#### Given task
Quote the records below word for word, from their first line through the line containing "- Text: O: O: [31, 64, 40, 76]", with both of those lines included.

#### Given records
□ □ □
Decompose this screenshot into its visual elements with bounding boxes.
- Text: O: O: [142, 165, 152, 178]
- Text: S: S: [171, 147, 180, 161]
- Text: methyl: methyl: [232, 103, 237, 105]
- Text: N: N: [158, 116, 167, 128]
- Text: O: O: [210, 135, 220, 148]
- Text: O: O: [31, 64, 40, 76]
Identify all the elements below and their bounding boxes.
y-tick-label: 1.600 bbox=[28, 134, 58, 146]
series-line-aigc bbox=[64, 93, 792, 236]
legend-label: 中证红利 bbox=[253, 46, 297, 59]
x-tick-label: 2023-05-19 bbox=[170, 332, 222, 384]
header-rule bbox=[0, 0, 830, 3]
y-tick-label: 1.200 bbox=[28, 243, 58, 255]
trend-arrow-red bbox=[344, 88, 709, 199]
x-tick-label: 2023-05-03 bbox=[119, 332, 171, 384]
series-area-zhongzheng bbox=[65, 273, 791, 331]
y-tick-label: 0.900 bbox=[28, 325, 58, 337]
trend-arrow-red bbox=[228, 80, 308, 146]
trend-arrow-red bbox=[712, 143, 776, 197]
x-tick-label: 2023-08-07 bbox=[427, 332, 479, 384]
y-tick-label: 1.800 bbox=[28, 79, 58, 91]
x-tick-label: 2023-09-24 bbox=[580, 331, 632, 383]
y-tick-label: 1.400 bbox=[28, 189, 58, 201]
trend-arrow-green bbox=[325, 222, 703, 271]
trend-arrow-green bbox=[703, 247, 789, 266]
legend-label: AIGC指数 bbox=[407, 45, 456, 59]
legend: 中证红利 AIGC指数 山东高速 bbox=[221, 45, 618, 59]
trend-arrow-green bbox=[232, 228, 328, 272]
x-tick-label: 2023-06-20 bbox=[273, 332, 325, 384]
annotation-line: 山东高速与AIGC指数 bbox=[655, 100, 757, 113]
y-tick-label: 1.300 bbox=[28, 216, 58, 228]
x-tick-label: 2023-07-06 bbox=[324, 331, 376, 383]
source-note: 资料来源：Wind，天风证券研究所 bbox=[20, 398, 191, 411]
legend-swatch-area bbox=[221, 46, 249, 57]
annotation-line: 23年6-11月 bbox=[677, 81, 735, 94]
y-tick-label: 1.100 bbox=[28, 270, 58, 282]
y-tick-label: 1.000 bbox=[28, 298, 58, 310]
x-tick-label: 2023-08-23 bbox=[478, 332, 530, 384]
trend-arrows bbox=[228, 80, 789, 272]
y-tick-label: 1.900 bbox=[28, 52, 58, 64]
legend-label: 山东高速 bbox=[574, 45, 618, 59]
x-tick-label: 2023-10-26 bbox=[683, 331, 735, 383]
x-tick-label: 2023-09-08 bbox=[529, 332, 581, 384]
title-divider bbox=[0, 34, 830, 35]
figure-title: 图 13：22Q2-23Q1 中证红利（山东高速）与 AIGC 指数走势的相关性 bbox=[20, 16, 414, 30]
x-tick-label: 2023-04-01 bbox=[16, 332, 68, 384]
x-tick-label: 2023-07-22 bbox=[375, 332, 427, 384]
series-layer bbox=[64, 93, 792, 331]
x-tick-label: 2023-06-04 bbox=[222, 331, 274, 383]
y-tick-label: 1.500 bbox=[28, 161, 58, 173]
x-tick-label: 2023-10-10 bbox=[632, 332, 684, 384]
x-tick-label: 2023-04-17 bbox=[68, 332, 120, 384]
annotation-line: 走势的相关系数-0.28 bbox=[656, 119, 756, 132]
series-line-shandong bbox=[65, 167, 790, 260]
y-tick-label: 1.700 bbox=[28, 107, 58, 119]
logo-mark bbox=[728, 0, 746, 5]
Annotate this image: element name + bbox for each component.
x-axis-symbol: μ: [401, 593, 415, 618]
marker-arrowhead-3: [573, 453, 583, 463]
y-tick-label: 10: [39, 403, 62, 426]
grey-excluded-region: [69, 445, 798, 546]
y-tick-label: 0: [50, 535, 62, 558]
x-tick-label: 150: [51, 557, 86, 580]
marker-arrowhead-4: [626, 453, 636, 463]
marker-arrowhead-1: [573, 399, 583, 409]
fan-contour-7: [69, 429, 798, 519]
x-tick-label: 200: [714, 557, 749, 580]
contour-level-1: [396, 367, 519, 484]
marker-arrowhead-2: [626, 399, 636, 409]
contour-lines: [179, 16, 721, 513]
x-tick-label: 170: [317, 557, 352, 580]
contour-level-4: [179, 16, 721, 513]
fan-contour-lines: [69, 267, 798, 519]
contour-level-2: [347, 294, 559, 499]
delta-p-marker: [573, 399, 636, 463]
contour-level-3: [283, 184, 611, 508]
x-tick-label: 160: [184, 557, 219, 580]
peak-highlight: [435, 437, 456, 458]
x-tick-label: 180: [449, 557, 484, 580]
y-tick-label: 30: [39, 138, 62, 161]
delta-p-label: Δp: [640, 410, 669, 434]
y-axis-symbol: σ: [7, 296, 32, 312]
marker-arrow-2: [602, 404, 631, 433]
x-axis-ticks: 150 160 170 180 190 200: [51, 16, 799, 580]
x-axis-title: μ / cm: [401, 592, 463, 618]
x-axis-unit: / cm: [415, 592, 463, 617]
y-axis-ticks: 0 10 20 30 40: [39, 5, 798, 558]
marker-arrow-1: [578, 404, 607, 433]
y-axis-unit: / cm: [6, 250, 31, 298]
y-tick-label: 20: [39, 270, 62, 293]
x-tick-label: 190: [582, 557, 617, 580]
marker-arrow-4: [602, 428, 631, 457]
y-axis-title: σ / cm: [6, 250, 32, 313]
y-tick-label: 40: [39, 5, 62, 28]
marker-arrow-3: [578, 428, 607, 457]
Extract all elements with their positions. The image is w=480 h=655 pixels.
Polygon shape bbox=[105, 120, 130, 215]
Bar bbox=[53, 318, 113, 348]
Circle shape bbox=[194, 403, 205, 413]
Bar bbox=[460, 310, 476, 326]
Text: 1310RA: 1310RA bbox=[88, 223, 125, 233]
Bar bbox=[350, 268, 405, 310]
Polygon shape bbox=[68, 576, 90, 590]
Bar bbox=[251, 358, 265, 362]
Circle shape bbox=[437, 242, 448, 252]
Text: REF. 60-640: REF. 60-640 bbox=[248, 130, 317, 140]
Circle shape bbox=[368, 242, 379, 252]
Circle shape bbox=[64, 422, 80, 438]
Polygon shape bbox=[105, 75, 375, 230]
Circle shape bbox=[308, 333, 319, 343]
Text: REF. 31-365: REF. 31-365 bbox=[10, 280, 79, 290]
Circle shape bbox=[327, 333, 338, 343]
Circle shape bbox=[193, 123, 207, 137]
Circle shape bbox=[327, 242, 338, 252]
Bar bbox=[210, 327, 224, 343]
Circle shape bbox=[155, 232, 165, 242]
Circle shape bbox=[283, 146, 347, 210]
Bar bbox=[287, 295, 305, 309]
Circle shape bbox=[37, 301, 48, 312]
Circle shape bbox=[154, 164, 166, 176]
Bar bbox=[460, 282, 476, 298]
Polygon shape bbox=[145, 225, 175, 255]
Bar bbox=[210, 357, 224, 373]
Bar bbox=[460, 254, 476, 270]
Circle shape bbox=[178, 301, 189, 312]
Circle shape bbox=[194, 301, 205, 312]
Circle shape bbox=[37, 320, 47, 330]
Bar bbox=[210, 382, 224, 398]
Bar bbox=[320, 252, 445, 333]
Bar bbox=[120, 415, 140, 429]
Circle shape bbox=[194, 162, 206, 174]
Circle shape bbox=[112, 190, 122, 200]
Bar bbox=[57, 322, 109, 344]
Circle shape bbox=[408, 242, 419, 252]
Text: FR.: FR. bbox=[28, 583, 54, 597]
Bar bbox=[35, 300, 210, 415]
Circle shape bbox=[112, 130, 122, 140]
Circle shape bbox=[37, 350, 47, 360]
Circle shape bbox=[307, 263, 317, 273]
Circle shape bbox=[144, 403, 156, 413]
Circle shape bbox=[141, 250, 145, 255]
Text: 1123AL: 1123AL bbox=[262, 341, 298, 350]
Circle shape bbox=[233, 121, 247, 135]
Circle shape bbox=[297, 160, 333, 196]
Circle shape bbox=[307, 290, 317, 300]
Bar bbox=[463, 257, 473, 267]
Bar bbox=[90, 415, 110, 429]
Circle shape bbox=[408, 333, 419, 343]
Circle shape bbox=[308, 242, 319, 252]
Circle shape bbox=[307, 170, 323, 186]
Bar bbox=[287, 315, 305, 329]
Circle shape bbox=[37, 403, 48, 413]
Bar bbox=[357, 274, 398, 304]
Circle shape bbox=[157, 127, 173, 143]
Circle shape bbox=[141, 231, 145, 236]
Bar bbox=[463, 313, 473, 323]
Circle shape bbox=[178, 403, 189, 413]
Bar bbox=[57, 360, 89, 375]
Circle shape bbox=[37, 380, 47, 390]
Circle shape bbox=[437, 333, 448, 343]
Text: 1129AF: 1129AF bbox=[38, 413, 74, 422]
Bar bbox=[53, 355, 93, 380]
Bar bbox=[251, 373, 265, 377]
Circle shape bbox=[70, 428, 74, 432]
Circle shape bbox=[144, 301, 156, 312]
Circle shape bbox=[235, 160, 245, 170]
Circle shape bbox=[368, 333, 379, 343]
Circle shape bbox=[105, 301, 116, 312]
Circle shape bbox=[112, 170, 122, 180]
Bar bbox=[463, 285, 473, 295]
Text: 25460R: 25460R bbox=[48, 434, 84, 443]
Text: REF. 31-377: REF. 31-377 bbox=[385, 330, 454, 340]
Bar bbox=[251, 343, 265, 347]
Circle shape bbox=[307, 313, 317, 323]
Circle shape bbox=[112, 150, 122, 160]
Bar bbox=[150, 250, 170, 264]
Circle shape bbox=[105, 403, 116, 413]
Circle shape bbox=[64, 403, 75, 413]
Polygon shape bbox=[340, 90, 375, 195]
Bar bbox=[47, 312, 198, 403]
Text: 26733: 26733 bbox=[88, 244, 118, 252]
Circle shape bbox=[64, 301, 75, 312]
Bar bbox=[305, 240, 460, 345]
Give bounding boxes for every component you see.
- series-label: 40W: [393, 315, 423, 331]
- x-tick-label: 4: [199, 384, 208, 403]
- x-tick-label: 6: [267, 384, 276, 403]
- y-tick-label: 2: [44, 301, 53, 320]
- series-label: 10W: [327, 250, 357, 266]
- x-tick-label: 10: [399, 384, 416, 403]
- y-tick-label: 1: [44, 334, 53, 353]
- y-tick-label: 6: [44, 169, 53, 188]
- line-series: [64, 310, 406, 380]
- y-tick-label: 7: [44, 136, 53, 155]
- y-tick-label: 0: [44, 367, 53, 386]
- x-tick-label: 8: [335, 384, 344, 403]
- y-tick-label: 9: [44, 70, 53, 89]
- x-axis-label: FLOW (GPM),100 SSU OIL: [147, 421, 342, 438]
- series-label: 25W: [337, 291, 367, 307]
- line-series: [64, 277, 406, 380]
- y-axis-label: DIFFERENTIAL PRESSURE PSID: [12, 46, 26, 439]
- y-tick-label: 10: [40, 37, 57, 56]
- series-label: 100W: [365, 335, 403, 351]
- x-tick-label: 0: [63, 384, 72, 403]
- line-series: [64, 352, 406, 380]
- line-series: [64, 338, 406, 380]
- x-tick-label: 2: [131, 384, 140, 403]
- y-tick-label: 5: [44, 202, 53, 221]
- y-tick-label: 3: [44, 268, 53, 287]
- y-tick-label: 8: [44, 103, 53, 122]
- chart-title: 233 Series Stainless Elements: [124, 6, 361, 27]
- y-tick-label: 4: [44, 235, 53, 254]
□ □ □
#### Worked answer
Decompose this screenshot into its visual elements with bounding boxes.
- Text: O: O: [142, 165, 152, 178]
- Text: S: S: [171, 147, 180, 161]
- Text: methyl: methyl: [232, 103, 237, 105]
- Text: N: N: [158, 116, 167, 128]
- Text: O: O: [210, 135, 220, 148]
- Text: O: O: [31, 64, 40, 76]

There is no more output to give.